▸ **THINGS TO DO**:
- a) Answer these questions using the devotional text on feeding Christ's sheep.
(i) According to the text, through what does Jesus' breakfast on the shore restore Peter, besides word?
(ii) What is the triple charge Jesus gives Peter?
(iii) Which verse does the prayer cite for the statement that he loved you first?
- b) Write the next part of the devotional text on feeding Christ's sheep, picking up right after its final sentence.

▸ **SOURCE EXTRACT**:
--- Start ---

Paul's rebuke of the Corinthians over their table reveals how quickly the Lord's Supper—meant to unite the body in shared grace—becomes a tool of division and selfishness. Yet the meal itself remains holy, a means by which Christ feeds us and forms us into his likeness. Jesus' breakfast on the shore restores Peter not through word alone but through the communion of shared food, reminding us that the physical table is never merely physical.
God promises Jeremiah that he will raise up shepherds who know his heart, who feed the flock with wisdom rather than self-interest. Peter, restored by grace and burning with love for Jesus, becomes such a shepherd—one whose authority to feed Christ's sheep flows not from his own strength but from his broken recognition of Christ's love. Every mother, pastor, and disciple who tends others must ask: am I feeding them from a heart captured by Christ's love, or from my own need to be needed?
Jesus' triple charge to Peter—"Feed my sheep"—emerges not from Peter's competence but from his restoration. He has denied Christ, yet Christ restores him and calls him to give himself to what Christ gave himself for. Our service, whether in motherhood or ministry, becomes sustainable only when it flows from grateful amazement that we deserved condemnation but received mercy. This gospel-rooted motivation transforms even our failures into opportunities for deeper love.
A Prayer for Love-Driven Service
Father, we come before you in awe of your character: you reveal yourself not in the spectacular alone, but in the ordinary textures of work, meals, and care. You meet us in the fishing boats and kitchen tables of our lives. We confess that we often serve with divided hearts—motivated by reputation, by our own love for those we care for, or by the false hope that perfect effort will yield perfect outcomes. We know this pattern leads only to frustration and burnout, especially for mothers among us who carry the weight of complex, variable work with countless uncontrollable variables. We forget that you alone orchestrate both the fruitless nights and the miraculous catches of our labor.
But in the gospel, we have been rescued from the tyranny of self-love and outcome-obsession. Jesus died not because we deserved it, but because he is compassionate and full of steadfast love—he gave himself for us while we were yet sinners (Romans 5:8). He rose from the dead, and in that resurrection power he calls us back to service with a simple, unshakeable command: if you love me, feed my sheep. The reason Jesus was on the cross was you, and he loved you first (1 John 4:19).

--- End ---

▸ **INFORMATION SHOWN**:

--- Start ---

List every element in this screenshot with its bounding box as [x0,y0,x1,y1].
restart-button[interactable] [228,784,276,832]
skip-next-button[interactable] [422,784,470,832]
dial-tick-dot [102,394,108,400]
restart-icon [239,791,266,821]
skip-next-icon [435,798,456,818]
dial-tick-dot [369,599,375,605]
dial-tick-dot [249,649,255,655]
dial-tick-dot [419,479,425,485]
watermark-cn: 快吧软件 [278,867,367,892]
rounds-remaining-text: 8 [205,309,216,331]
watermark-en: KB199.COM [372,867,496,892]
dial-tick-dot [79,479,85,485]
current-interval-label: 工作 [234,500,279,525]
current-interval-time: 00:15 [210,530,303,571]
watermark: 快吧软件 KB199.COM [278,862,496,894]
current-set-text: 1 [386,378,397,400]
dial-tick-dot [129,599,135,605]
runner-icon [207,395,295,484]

--- End ---

▸ **ANSWERS TO THE PROBLEMS**:
- a)
(i) The communion of shared food.
(ii) "Feed my sheep."
(iii) 1 John 4:19.

- b)
We ask you, O God, to anchor our service—our mothering, our work, our care for one another—in this gospel love alone. Give us high expectations for our effort but low expectations for outcomes we cannot control, so that when success comes, all glory belongs to you. Teach us that a successful life consists of giving ourselves to what Jesus gave himself for, and that the only sustainable motivation for faithful service flows from love for Christ, not from any other fountain. Restore our hearts this week to love Jesus more deeply, so that from that love flows all our service to his people.
We commit ourselves to you, the God who reveals himself in the mundane, the God who feeds us at his table, the God who calls us to shepherd those he loves. To you be all glory and honor, forever.
Why Did Jesus Cook Breakfast?
This prompt invites your family to notice that Jesus didn't just perform a miracle—he prepared an ordinary meal for tired, discouraged disciples. Listen for what your kids observe about why Jesus might have chosen to serve them this way, and gently guide them toward seeing that God cares for us in the everyday rhythms of life, not just the spectacular moments.
In the sermon, after the disciples caught all those fish, Jesus had already cooked breakfast waiting for them on the shore. Why do you think Jesus did that instead of just appearing to them and talking? What does it tell us about how Jesus loves and cares for people?
Love for Jesus, Service to His People
- What did the sermon reveal to you about your own motivations for the work you do—whether in your home, your career, or your service? Where might self-love or fear of outcomes be competing with love for Jesus?
- How do we serve each other in our marriage? Are we doing it primarily from love for Christ, or have other motivations—reputation, performance, meeting expectations—begun to drift in?
- What is one specific way we can pray for each other this week as we seek to love and serve—that our hearts would be anchored in the gospel rather than in outcomes we cannot control?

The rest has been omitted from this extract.